WHAT YOU HAVE TO DO:
Every line that contains "name" counts once; give the total number of such lines, with no other words.

EXTRACTED RECORDS:
[Start]
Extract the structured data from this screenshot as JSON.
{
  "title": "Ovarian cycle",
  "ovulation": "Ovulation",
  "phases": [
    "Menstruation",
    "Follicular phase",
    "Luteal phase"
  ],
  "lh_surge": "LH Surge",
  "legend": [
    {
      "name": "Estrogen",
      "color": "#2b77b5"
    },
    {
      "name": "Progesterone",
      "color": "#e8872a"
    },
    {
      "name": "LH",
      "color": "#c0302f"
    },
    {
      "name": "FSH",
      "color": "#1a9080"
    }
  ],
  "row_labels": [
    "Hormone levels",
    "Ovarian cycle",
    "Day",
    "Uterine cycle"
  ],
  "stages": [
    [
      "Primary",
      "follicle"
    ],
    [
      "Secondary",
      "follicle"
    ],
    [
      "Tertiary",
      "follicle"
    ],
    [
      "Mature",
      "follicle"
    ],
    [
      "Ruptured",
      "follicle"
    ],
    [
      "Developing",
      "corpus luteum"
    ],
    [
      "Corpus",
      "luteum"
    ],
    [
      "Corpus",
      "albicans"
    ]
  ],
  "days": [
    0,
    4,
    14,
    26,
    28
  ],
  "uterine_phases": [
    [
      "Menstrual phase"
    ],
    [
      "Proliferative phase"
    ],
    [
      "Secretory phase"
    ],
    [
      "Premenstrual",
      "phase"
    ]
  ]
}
[End]
OUTPUT FOR THIS EXERCISE:
4